* [Given exercise] Pick out the lines in the listing below that contain the word "text" and copy them.

* [Records to use]

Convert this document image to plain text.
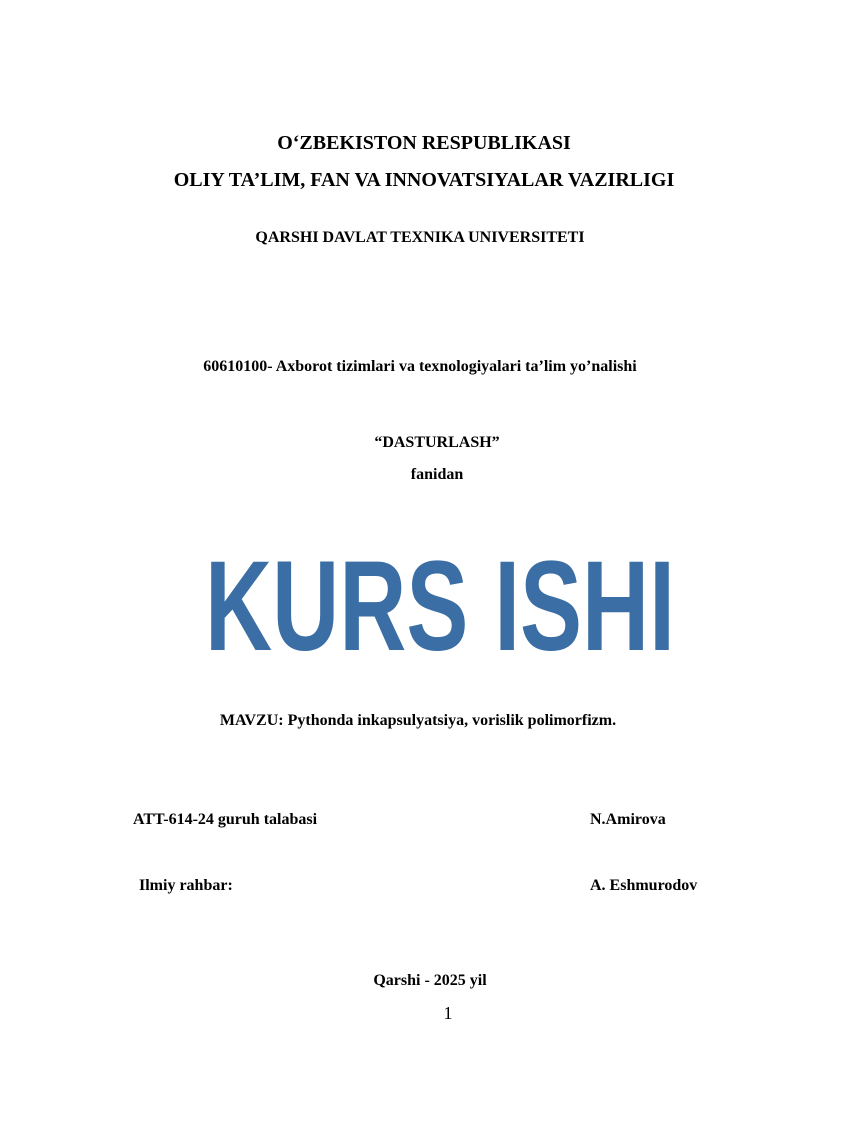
O‘ZBEKISTON RESPUBLIKASI
OLIY TA’LIM, FAN VA INNOVATSIYALAR VAZIRLIGI
QARSHI DAVLAT TEXNIKA UNIVERSITETI
60610100- Axborot tizimlari va texnologiyalari ta’lim yo’nalishi
“DASTURLASH”
fanidan
KURS ISHI
MAVZU: Pythonda inkapsulyatsiya, vorislik polimorfizm.
ATT-614-24 guruh talabasi	N.Amirova
Ilmiy rahbar:	A. Eshmurodov
Qarshi - 2025 yil
1
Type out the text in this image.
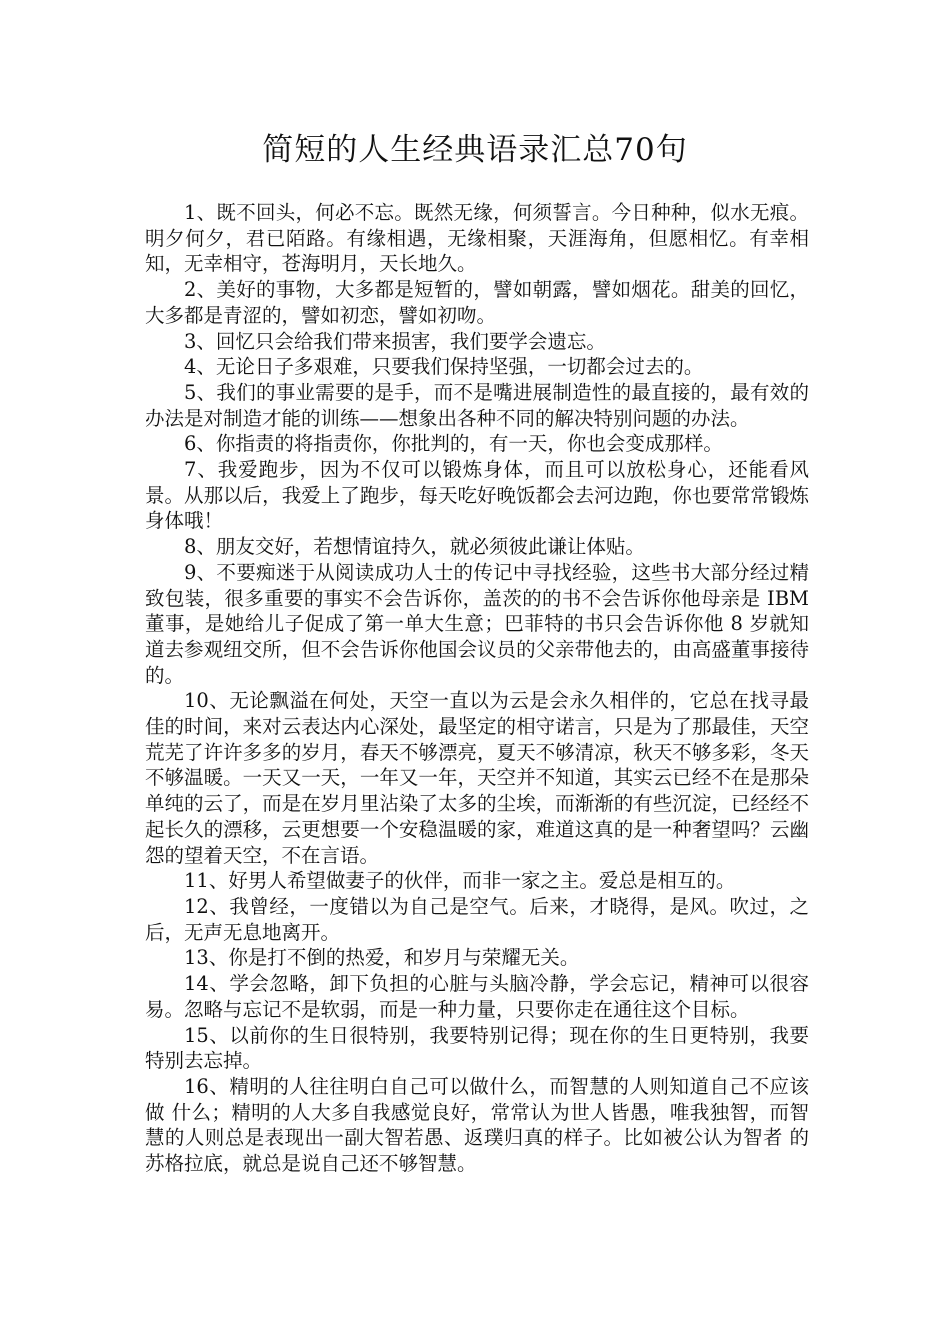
简短的人生经典语录汇总70句

1、既不回头，何必不忘。既然无缘，何须誓言。今日种种，似水无痕。明夕何夕，君已陌路。有缘相遇，无缘相聚，天涯海角，但愿相忆。有幸相知，无幸相守，苍海明月，天长地久。

2、美好的事物，大多都是短暂的，譬如朝露，譬如烟花。甜美的回忆，大多都是青涩的，譬如初恋，譬如初吻。

3、回忆只会给我们带来损害，我们要学会遗忘。

4、无论日子多艰难，只要我们保持坚强，一切都会过去的。

5、我们的事业需要的是手，而不是嘴进展制造性的最直接的，最有效的办法是对制造才能的训练——想象出各种不同的解决特别问题的办法。

6、你指责的将指责你，你批判的，有一天，你也会变成那样。

7、我爱跑步，因为不仅可以锻炼身体，而且可以放松身心，还能看风景。从那以后，我爱上了跑步，每天吃好晚饭都会去河边跑，你也要常常锻炼身体哦！

8、朋友交好，若想情谊持久，就必须彼此谦让体贴。

9、不要痴迷于从阅读成功人士的传记中寻找经验，这些书大部分经过精致包装，很多重要的事实不会告诉你，盖茨的的书不会告诉你他母亲是 IBM 董事，是她给儿子促成了第一单大生意；巴菲特的书只会告诉你他 8 岁就知道去参观纽交所，但不会告诉你他国会议员的父亲带他去的，由高盛董事接待的。

10、无论飘溢在何处，天空一直以为云是会永久相伴的，它总在找寻最佳的时间，来对云表达内心深处，最坚定的相守诺言，只是为了那最佳，天空荒芜了许许多多的岁月，春天不够漂亮，夏天不够清凉，秋天不够多彩，冬天不够温暖。一天又一天，一年又一年，天空并不知道，其实云已经不在是那朵单纯的云了，而是在岁月里沾染了太多的尘埃，而渐渐的有些沉淀，已经经不起长久的漂移，云更想要一个安稳温暖的家，难道这真的是一种奢望吗？云幽怨的望着天空，不在言语。

11、好男人希望做妻子的伙伴，而非一家之主。爱总是相互的。

12、我曾经，一度错以为自己是空气。后来，才晓得，是风。吹过，之后，无声无息地离开。

13、你是打不倒的热爱，和岁月与荣耀无关。

14、学会忽略，卸下负担的心脏与头脑冷静，学会忘记，精神可以很容易。忽略与忘记不是软弱，而是一种力量，只要你走在通往这个目标。

15、以前你的生日很特别，我要特别记得；现在你的生日更特别，我要特别去忘掉。

16、精明的人往往明白自己可以做什么，而智慧的人则知道自己不应该做 什么；精明的人大多自我感觉良好，常常认为世人皆愚，唯我独智，而智 慧的人则总是表现出一副大智若愚、返璞归真的样子。比如被公认为智者 的苏格拉底，就总是说自己还不够智慧。
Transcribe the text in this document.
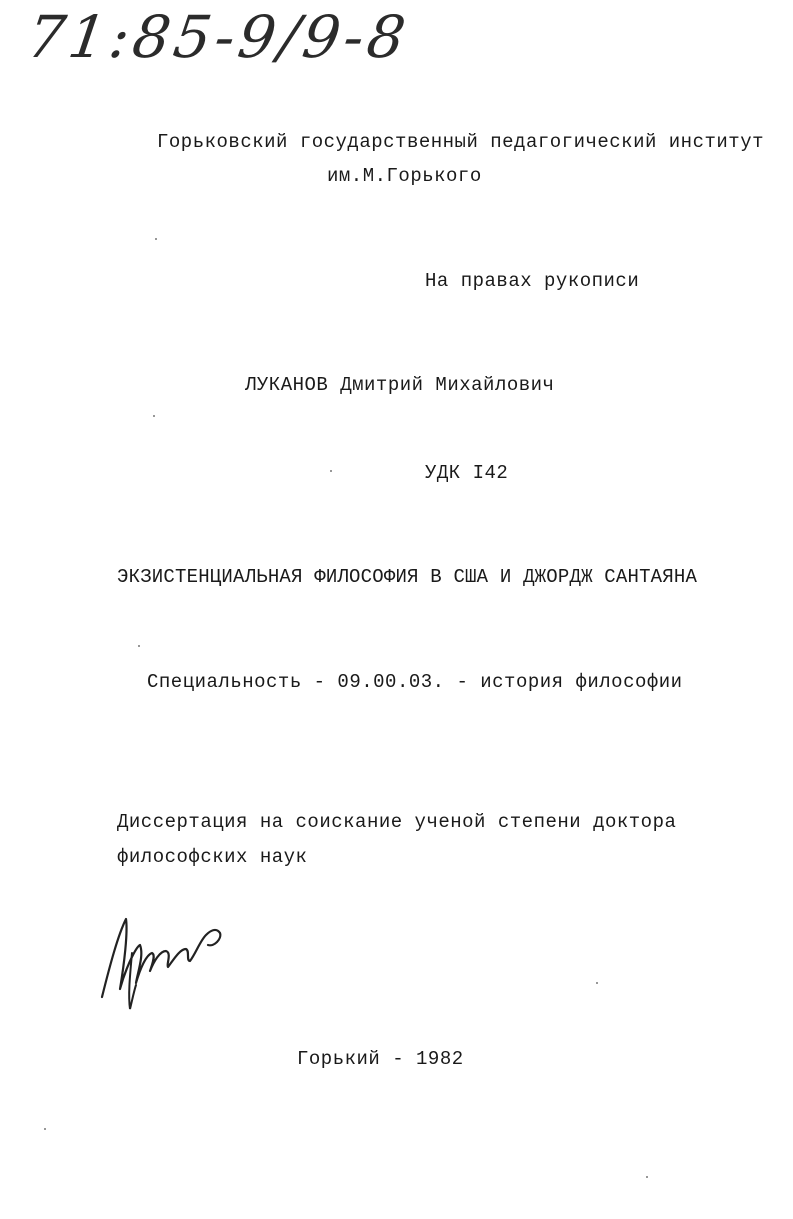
71:85-9/9-8
Горьковский государственный педагогический институт
им.М.Горького
На правах рукописи
ЛУКАНОВ Дмитрий Михайлович
УДК I42
ЭКЗИСТЕНЦИАЛЬНАЯ ФИЛОСОФИЯ В США И ДЖОРДЖ САНТАЯНА
Специальность - 09.00.03. - история философии
Диссертация на соискание ученой степени доктора
философских наук
Горький - 1982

* [Response for this exercise]
Convert this document image to plain text.
Type out the text in this image.
Transcribe the text in this document.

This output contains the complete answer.